▶ _What is needed_
Set down each line of the data below exactly as it stands, dropping the pictures.

▶ _Input records_
* * *

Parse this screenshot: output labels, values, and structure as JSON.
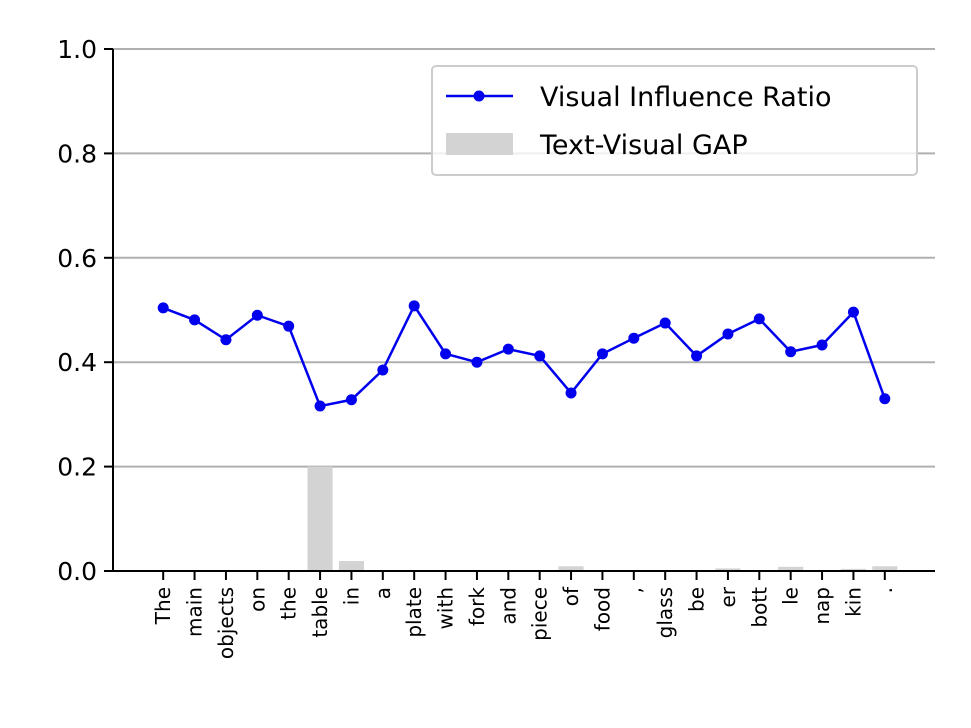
{
  "chart_data": {
    "type": "line",
    "categories": [
      "The",
      "main",
      "objects",
      "on",
      "the",
      "table",
      "in",
      "a",
      "plate",
      "with",
      "fork",
      "and",
      "piece",
      "of",
      "food",
      ",",
      "glass",
      "be",
      "er",
      "bott",
      "le",
      "nap",
      "kin",
      "."
    ],
    "series": [
      {
        "name": "Visual Influence Ratio",
        "type": "line",
        "color": "#0000ee",
        "values": [
          0.504,
          0.481,
          0.443,
          0.49,
          0.469,
          0.316,
          0.328,
          0.385,
          0.508,
          0.416,
          0.4,
          0.425,
          0.412,
          0.341,
          0.416,
          0.446,
          0.475,
          0.412,
          0.454,
          0.483,
          0.42,
          0.433,
          0.496,
          0.33
        ]
      },
      {
        "name": "Text-Visual GAP",
        "type": "bar",
        "color": "#d3d3d3",
        "values": [
          0,
          0,
          0,
          0,
          0,
          0.2,
          0.019,
          0,
          0,
          0,
          0,
          0,
          0,
          0.009,
          0,
          0,
          0,
          0,
          0.005,
          0,
          0.008,
          0,
          0.004,
          0.009
        ]
      }
    ],
    "ylim": [
      0,
      1.0
    ],
    "yticks": [
      {
        "value": 0,
        "label": "0.0"
      },
      {
        "value": 0.2,
        "label": "0.2"
      },
      {
        "value": 0.4,
        "label": "0.4"
      },
      {
        "value": 0.6,
        "label": "0.6"
      },
      {
        "value": 0.8,
        "label": "0.8"
      },
      {
        "value": 1.0,
        "label": "1.0"
      }
    ],
    "grid": true,
    "legend": "upper right"
  }
}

* * *

▶ _Solution_
Parse this screenshot: output labels, values, and structure as JSON.
{
  "chart_data": {
    "type": "line",
    "categories": [
      "The",
      "main",
      "objects",
      "on",
      "the",
      "table",
      "in",
      "a",
      "plate",
      "with",
      "fork",
      "and",
      "piece",
      "of",
      "food",
      ",",
      "glass",
      "be",
      "er",
      "bott",
      "le",
      "nap",
      "kin",
      "."
    ],
    "series": [
      {
        "name": "Visual Influence Ratio",
        "type": "line",
        "color": "#0000ee",
        "values": [
          0.504,
          0.481,
          0.443,
          0.49,
          0.469,
          0.316,
          0.328,
          0.385,
          0.508,
          0.416,
          0.4,
          0.425,
          0.412,
          0.341,
          0.416,
          0.446,
          0.475,
          0.412,
          0.454,
          0.483,
          0.42,
          0.433,
          0.496,
          0.33
        ]
      },
      {
        "name": "Text-Visual GAP",
        "type": "bar",
        "color": "#d3d3d3",
        "values": [
          0,
          0,
          0,
          0,
          0,
          0.2,
          0.019,
          0,
          0,
          0,
          0,
          0,
          0,
          0.009,
          0,
          0,
          0,
          0,
          0.005,
          0,
          0.008,
          0,
          0.004,
          0.009
        ]
      }
    ],
    "ylim": [
      0,
      1.0
    ],
    "yticks": [
      {
        "value": 0,
        "label": "0.0"
      },
      {
        "value": 0.2,
        "label": "0.2"
      },
      {
        "value": 0.4,
        "label": "0.4"
      },
      {
        "value": 0.6,
        "label": "0.6"
      },
      {
        "value": 0.8,
        "label": "0.8"
      },
      {
        "value": 1.0,
        "label": "1.0"
      }
    ],
    "grid": true,
    "legend": "upper right"
  }
}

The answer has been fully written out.